**Exercise**
Every line of the material is to be repeated exactly as it stands.

━━━

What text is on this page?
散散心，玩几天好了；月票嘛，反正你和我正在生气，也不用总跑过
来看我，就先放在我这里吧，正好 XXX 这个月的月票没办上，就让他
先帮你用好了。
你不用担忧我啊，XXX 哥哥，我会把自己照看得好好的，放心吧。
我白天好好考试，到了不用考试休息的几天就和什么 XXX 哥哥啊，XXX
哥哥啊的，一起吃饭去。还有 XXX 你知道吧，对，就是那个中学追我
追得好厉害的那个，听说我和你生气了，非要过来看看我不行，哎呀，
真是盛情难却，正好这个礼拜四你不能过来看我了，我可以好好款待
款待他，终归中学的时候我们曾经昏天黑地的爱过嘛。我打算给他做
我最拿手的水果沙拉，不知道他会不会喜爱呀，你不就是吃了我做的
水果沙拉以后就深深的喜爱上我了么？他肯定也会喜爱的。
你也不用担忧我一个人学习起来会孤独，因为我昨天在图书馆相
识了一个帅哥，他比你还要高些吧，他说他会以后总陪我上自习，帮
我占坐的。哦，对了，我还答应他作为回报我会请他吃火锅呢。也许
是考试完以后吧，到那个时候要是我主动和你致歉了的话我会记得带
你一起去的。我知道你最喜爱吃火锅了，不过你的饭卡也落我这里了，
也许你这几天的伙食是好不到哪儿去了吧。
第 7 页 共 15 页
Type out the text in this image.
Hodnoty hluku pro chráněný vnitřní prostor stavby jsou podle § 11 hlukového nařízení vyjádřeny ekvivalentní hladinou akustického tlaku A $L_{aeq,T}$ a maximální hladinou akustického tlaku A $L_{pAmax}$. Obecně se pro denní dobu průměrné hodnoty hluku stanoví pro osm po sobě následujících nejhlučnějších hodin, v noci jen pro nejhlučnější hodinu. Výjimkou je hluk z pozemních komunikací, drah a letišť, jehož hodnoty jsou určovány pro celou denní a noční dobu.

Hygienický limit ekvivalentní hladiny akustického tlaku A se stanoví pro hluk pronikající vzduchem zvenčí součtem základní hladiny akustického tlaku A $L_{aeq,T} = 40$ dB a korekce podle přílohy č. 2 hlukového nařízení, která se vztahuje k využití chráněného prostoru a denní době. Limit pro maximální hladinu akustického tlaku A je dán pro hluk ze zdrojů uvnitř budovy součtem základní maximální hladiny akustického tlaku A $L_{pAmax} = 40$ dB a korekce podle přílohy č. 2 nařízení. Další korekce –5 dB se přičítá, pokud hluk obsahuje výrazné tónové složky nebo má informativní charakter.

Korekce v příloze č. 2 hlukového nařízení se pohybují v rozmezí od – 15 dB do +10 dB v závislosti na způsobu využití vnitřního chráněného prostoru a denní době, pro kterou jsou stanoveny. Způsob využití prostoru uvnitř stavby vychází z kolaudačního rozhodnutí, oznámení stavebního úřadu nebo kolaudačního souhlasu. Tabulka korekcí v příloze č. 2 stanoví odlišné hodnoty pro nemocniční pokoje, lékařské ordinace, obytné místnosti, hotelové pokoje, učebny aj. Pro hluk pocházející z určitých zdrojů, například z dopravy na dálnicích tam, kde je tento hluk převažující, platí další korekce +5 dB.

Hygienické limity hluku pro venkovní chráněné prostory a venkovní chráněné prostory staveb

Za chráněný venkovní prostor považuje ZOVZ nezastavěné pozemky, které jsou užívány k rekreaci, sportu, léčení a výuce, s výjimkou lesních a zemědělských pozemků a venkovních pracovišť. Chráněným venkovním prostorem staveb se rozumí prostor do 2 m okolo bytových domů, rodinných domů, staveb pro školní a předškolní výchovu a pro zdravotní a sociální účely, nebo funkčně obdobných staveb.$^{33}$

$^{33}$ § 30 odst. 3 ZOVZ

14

━━━

**Exercise solution**
What text is on this page?
散散心，玩几天好了；月票嘛，反正你和我正在生气，也不用总跑过
来看我，就先放在我这里吧，正好 XXX 这个月的月票没办上，就让他
先帮你用好了。
你不用担忧我啊，XXX 哥哥，我会把自己照看得好好的，放心吧。
我白天好好考试，到了不用考试休息的几天就和什么 XXX 哥哥啊，XXX
哥哥啊的，一起吃饭去。还有 XXX 你知道吧，对，就是那个中学追我
追得好厉害的那个，听说我和你生气了，非要过来看看我不行，哎呀，
真是盛情难却，正好这个礼拜四你不能过来看我了，我可以好好款待
款待他，终归中学的时候我们曾经昏天黑地的爱过嘛。我打算给他做
我最拿手的水果沙拉，不知道他会不会喜爱呀，你不就是吃了我做的
水果沙拉以后就深深的喜爱上我了么？他肯定也会喜爱的。
你也不用担忧我一个人学习起来会孤独，因为我昨天在图书馆相
识了一个帅哥，他比你还要高些吧，他说他会以后总陪我上自习，帮
我占坐的。哦，对了，我还答应他作为回报我会请他吃火锅呢。也许
是考试完以后吧，到那个时候要是我主动和你致歉了的话我会记得带
你一起去的。我知道你最喜爱吃火锅了，不过你的饭卡也落我这里了，
也许你这几天的伙食是好不到哪儿去了吧。
第 7 页 共 15 页
Type out the text in this image.
Hodnoty hluku pro chráněný vnitřní prostor stavby jsou podle § 11 hlukového nařízení vyjádřeny ekvivalentní hladinou akustického tlaku A $L_{aeq,T}$ a maximální hladinou akustického tlaku A $L_{pAmax}$. Obecně se pro denní dobu průměrné hodnoty hluku stanoví pro osm po sobě následujících nejhlučnějších hodin, v noci jen pro nejhlučnější hodinu. Výjimkou je hluk z pozemních komunikací, drah a letišť, jehož hodnoty jsou určovány pro celou denní a noční dobu.

Hygienický limit ekvivalentní hladiny akustického tlaku A se stanoví pro hluk pronikající vzduchem zvenčí součtem základní hladiny akustického tlaku A $L_{aeq,T} = 40$ dB a korekce podle přílohy č. 2 hlukového nařízení, která se vztahuje k využití chráněného prostoru a denní době. Limit pro maximální hladinu akustického tlaku A je dán pro hluk ze zdrojů uvnitř budovy součtem základní maximální hladiny akustického tlaku A $L_{pAmax} = 40$ dB a korekce podle přílohy č. 2 nařízení. Další korekce –5 dB se přičítá, pokud hluk obsahuje výrazné tónové složky nebo má informativní charakter.

Korekce v příloze č. 2 hlukového nařízení se pohybují v rozmezí od – 15 dB do +10 dB v závislosti na způsobu využití vnitřního chráněného prostoru a denní době, pro kterou jsou stanoveny. Způsob využití prostoru uvnitř stavby vychází z kolaudačního rozhodnutí, oznámení stavebního úřadu nebo kolaudačního souhlasu. Tabulka korekcí v příloze č. 2 stanoví odlišné hodnoty pro nemocniční pokoje, lékařské ordinace, obytné místnosti, hotelové pokoje, učebny aj. Pro hluk pocházející z určitých zdrojů, například z dopravy na dálnicích tam, kde je tento hluk převažující, platí další korekce +5 dB.

Hygienické limity hluku pro venkovní chráněné prostory a venkovní chráněné prostory staveb

Za chráněný venkovní prostor považuje ZOVZ nezastavěné pozemky, které jsou užívány k rekreaci, sportu, léčení a výuce, s výjimkou lesních a zemědělských pozemků a venkovních pracovišť. Chráněným venkovním prostorem staveb se rozumí prostor do 2 m okolo bytových domů, rodinných domů, staveb pro školní a předškolní výchovu a pro zdravotní a sociální účely, nebo funkčně obdobných staveb.$^{33}$

$^{33}$ § 30 odst. 3 ZOVZ

14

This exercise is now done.